▸ **Available records**:
━━━
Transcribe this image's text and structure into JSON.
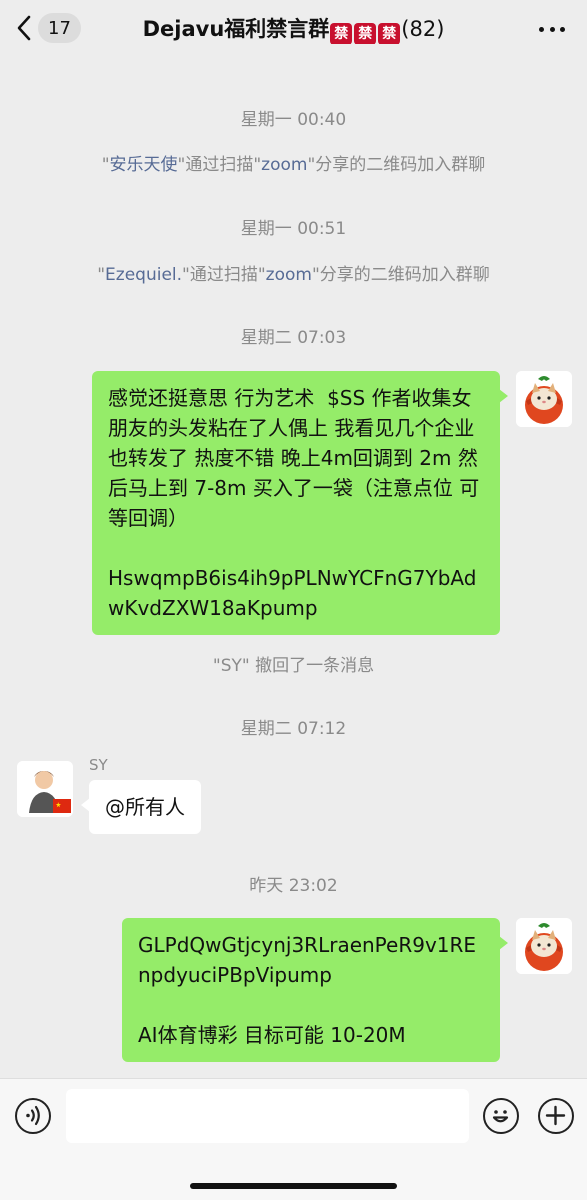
{
  "header": {
    "back_count": "17",
    "title_prefix": "Dejavu福利禁言群",
    "ban_char": "禁",
    "member_count": "(82)"
  },
  "messages": {
    "time1": "星期一 00:40",
    "sys1": {
      "q1": "\"",
      "name": "安乐天使",
      "mid": "\"通过扫描\"",
      "via": "zoom",
      "tail": "\"分享的二维码加入群聊"
    },
    "time2": "星期一 00:51",
    "sys2": {
      "q1": "\"",
      "name": "Ezequiel.",
      "mid": "\"通过扫描\"",
      "via": "zoom",
      "tail": "\"分享的二维码加入群聊"
    },
    "time3": "星期二 07:03",
    "bubble1": "感觉还挺意思 行为艺术  $SS 作者收集女朋友的头发粘在了人偶上 我看见几个企业也转发了 热度不错 晚上4m回调到 2m 然后马上到 7-8m 买入了一袋（注意点位 可等回调）\n\nHswqmpB6is4ih9pPLNwYCFnG7YbAdwKvdZXW18aKpump",
    "recall": "\"SY\" 撤回了一条消息",
    "time4": "星期二 07:12",
    "sender_sy": "SY",
    "bubble2": "@所有人",
    "time5": "昨天 23:02",
    "bubble3": "GLPdQwGtjcynj3RLraenPeR9v1REnpdyuciPBpVipump\n\nAI体育博彩 目标可能 10-20M"
  },
  "input": {
    "placeholder": ""
  },
  "icons": [
    "chevron-left-icon",
    "more-icon",
    "voice-icon",
    "emoji-icon",
    "plus-icon"
  ],
  "colors": {
    "bubble_mine": "#95ec69",
    "link_name": "#576b95",
    "ban_badge": "#c8102e"
  }
}
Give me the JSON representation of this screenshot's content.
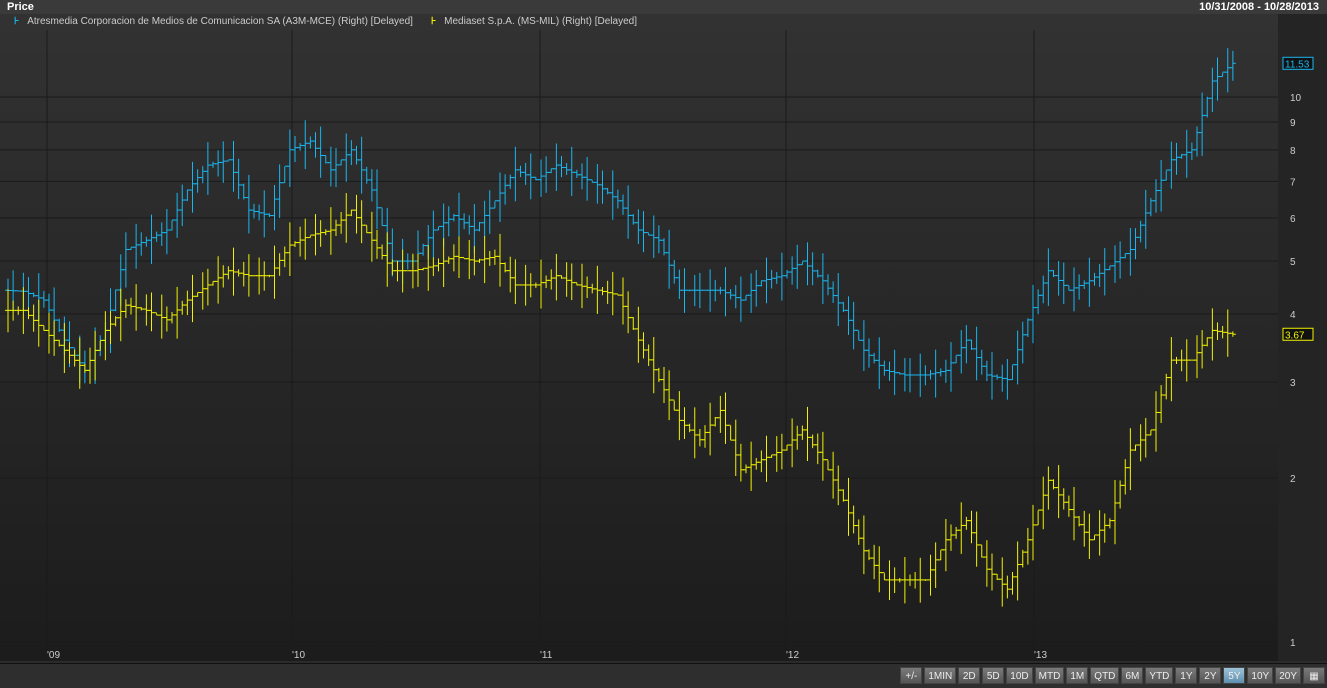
━━━
▸ **Work required**:
From the listing above, pick out every line containing "this".

▸ **Task answer**:
Transcribe this image's text and structure into JSON.
Give me the JSON representation of this screenshot's content.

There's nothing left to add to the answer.